-- Start of Supplied material --

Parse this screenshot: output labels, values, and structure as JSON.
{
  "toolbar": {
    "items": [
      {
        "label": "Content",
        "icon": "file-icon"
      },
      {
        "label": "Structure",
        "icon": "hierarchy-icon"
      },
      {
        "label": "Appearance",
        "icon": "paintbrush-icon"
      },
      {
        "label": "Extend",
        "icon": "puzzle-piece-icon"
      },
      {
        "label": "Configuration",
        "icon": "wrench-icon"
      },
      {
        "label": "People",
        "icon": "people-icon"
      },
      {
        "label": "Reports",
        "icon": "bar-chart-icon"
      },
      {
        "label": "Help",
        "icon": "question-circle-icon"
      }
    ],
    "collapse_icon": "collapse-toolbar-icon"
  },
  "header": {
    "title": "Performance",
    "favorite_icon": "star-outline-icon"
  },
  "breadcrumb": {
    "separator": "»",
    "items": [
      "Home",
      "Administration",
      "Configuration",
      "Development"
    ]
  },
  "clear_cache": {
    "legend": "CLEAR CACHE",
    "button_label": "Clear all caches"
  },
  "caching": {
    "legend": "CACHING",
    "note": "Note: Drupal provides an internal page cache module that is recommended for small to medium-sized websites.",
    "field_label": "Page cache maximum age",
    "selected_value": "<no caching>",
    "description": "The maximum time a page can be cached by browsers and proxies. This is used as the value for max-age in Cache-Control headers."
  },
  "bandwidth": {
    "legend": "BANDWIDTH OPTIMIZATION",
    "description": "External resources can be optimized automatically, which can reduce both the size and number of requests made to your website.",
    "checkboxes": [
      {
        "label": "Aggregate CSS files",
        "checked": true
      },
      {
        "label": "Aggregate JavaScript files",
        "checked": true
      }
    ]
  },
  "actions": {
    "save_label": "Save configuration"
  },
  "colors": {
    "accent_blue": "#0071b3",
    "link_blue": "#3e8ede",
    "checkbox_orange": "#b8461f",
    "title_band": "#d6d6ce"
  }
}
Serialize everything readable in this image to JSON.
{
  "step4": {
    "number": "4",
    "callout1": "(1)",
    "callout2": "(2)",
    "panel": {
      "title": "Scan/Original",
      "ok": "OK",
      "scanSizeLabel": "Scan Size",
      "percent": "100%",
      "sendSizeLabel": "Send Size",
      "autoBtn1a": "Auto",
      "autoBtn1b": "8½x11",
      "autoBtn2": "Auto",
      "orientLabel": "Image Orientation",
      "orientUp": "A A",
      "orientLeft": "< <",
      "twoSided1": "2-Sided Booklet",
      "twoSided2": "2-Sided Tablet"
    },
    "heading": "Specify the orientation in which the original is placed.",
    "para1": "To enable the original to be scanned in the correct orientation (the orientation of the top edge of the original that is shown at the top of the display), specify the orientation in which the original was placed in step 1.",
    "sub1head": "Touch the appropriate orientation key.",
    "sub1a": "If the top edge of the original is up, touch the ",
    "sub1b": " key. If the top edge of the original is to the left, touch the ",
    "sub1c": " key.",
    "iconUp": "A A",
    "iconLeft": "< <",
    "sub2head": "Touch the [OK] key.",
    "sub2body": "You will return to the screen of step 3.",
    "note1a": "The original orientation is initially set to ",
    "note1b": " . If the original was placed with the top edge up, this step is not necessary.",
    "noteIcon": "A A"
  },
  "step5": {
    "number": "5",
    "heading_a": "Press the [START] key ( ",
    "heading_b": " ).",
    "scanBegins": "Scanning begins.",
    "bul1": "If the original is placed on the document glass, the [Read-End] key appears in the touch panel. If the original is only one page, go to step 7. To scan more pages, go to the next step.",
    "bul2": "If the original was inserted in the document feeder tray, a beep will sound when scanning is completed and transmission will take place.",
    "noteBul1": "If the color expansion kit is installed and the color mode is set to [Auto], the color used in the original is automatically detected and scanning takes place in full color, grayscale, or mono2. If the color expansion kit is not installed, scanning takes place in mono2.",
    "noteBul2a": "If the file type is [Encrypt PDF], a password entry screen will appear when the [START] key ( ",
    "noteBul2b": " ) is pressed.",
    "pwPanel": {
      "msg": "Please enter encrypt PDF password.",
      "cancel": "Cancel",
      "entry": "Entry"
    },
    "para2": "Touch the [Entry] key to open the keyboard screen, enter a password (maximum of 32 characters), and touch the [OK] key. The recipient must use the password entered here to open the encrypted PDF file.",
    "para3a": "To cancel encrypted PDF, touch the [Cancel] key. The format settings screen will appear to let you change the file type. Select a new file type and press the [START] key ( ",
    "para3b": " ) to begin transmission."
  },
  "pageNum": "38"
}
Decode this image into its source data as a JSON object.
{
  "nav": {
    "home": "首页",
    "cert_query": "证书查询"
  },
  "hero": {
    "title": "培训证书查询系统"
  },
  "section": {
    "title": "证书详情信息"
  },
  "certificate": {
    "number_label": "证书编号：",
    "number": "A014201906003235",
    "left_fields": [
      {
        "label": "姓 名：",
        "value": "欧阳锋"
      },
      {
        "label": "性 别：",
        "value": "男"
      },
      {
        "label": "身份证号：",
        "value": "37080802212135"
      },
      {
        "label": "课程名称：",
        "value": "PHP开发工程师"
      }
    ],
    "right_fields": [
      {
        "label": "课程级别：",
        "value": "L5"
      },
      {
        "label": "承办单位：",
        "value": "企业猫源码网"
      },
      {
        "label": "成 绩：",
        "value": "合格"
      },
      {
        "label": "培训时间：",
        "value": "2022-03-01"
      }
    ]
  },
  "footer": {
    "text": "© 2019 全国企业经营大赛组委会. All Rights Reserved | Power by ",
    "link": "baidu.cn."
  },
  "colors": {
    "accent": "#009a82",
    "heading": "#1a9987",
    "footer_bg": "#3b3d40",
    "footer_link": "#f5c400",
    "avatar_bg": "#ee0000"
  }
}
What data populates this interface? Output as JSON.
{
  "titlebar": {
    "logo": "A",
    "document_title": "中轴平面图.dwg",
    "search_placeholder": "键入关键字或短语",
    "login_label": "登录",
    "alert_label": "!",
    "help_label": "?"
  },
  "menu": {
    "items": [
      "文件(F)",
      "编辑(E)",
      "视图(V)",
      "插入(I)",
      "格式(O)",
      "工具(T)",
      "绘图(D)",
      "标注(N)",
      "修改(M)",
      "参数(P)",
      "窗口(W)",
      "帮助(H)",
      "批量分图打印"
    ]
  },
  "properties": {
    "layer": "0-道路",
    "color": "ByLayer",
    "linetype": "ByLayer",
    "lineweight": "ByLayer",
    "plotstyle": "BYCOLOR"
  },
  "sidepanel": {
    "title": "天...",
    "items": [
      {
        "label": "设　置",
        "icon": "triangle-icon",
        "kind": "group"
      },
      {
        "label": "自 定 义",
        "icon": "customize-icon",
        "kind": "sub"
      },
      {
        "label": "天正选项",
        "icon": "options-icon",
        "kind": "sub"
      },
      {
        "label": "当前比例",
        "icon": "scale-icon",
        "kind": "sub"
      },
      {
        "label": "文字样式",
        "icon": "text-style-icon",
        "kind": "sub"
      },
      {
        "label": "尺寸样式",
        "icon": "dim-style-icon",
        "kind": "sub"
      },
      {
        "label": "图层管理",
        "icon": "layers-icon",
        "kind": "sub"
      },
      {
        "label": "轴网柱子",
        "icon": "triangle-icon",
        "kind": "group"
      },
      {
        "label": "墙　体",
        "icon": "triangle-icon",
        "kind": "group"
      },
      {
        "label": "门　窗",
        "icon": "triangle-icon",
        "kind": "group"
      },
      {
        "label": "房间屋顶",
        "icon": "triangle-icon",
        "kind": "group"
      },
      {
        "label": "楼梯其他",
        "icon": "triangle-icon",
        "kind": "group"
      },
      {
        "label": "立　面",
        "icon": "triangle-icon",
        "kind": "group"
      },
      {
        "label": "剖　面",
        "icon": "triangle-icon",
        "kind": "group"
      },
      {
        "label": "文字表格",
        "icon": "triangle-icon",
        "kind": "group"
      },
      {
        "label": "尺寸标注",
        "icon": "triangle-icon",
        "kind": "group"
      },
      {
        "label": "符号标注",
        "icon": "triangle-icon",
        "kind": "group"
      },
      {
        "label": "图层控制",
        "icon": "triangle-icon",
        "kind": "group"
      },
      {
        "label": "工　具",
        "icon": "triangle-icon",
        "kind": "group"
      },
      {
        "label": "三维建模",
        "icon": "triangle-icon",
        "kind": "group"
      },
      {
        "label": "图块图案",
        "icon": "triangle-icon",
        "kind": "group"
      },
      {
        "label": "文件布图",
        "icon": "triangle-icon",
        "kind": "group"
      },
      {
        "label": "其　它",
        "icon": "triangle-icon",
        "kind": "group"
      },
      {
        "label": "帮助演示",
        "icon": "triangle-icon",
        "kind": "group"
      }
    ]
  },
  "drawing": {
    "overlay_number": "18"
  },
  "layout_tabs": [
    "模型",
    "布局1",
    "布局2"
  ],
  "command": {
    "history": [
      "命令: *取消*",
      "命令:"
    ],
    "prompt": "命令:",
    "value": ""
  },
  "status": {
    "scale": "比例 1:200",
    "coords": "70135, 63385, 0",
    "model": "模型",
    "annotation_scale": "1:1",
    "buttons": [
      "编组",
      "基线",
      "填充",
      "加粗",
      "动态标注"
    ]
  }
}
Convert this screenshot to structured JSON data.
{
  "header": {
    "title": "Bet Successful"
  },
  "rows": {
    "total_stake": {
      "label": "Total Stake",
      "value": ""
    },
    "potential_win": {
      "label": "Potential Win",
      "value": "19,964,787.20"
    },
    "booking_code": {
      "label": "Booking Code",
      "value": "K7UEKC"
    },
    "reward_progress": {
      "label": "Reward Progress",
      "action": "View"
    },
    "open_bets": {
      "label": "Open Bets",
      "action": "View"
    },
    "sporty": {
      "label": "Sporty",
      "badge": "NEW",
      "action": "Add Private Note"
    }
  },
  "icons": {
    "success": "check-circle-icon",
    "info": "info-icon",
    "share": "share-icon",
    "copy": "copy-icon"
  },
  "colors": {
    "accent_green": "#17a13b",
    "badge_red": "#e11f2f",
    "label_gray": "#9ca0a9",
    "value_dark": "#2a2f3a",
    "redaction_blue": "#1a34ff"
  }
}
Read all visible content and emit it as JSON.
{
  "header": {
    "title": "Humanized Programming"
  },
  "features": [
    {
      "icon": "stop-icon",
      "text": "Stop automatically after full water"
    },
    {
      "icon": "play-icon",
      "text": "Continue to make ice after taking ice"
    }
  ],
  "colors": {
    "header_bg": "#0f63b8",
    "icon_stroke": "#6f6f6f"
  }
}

-- End of Supplied material --

_Directive_: Among the lines above, determine how many hold the word "text"; report the figure alone.

_In response_: 4